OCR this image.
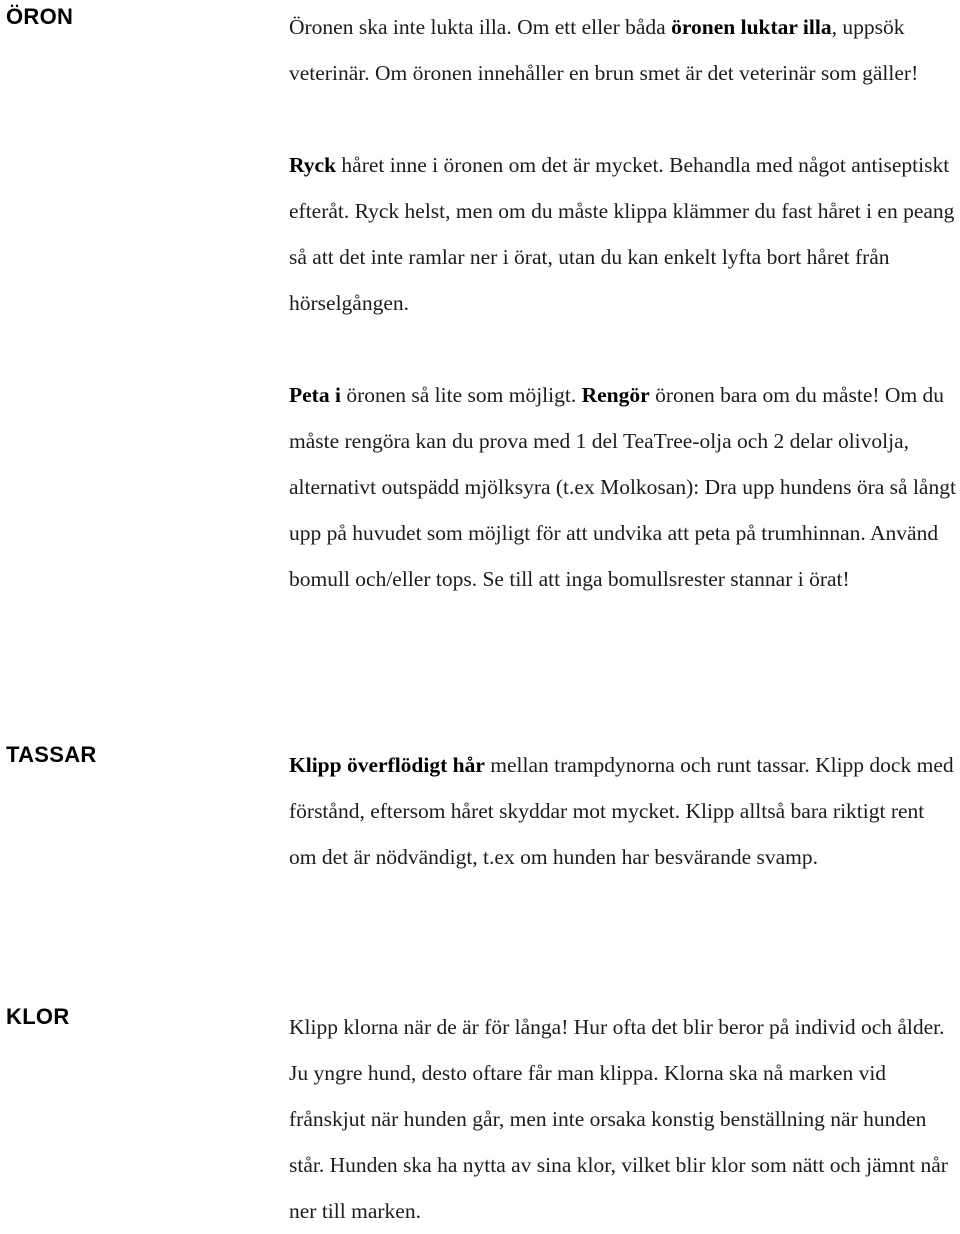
ÖRON	Öronen ska inte lukta illa. Om ett eller båda öronen luktar illa, uppsök veterinär. Om öronen innehåller en brun smet är det veterinär som gäller!

Ryck håret inne i öronen om det är mycket. Behandla med något antiseptiskt efteråt. Ryck helst, men om du måste klippa klämmer du fast håret i en peang så att det inte ramlar ner i örat, utan du kan enkelt lyfta bort håret från hörselgången.

Peta i öronen så lite som möjligt. Rengör öronen bara om du måste! Om du måste rengöra kan du prova med 1 del TeaTree-olja och 2 delar olivolja, alternativt outspädd mjölksyra (t.ex Molkosan): Dra upp hundens öra så långt upp på huvudet som möjligt för att undvika att peta på trumhinnan. Använd bomull och/eller tops. Se till att inga bomullsrester stannar i örat!

TASSAR	Klipp överflödigt hår mellan trampdynorna och runt tassar. Klipp dock med förstånd, eftersom håret skyddar mot mycket. Klipp alltså bara riktigt rent om det är nödvändigt, t.ex om hunden har besvärande svamp.

KLOR	Klipp klorna när de är för långa! Hur ofta det blir beror på individ och ålder. Ju yngre hund, desto oftare får man klippa. Klorna ska nå marken vid frånskjut när hunden går, men inte orsaka konstig benställning när hunden står. Hunden ska ha nytta av sina klor, vilket blir klor som nätt och jämnt når ner till marken.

☆ ☆ ☆ ☆ ☆

> PROBLEM
Leave out all images, then reproduce the entries above exactly.

> ANSWER FOR THIS EXERCISE
OCR this image.
ÖRON	Öronen ska inte lukta illa. Om ett eller båda öronen luktar illa, uppsök veterinär. Om öronen innehåller en brun smet är det veterinär som gäller!

Ryck håret inne i öronen om det är mycket. Behandla med något antiseptiskt efteråt. Ryck helst, men om du måste klippa klämmer du fast håret i en peang så att det inte ramlar ner i örat, utan du kan enkelt lyfta bort håret från hörselgången.

Peta i öronen så lite som möjligt. Rengör öronen bara om du måste! Om du måste rengöra kan du prova med 1 del TeaTree-olja och 2 delar olivolja, alternativt outspädd mjölksyra (t.ex Molkosan): Dra upp hundens öra så långt upp på huvudet som möjligt för att undvika att peta på trumhinnan. Använd bomull och/eller tops. Se till att inga bomullsrester stannar i örat!

TASSAR	Klipp överflödigt hår mellan trampdynorna och runt tassar. Klipp dock med förstånd, eftersom håret skyddar mot mycket. Klipp alltså bara riktigt rent om det är nödvändigt, t.ex om hunden har besvärande svamp.

KLOR	Klipp klorna när de är för långa! Hur ofta det blir beror på individ och ålder. Ju yngre hund, desto oftare får man klippa. Klorna ska nå marken vid frånskjut när hunden går, men inte orsaka konstig benställning när hunden står. Hunden ska ha nytta av sina klor, vilket blir klor som nätt och jämnt når ner till marken.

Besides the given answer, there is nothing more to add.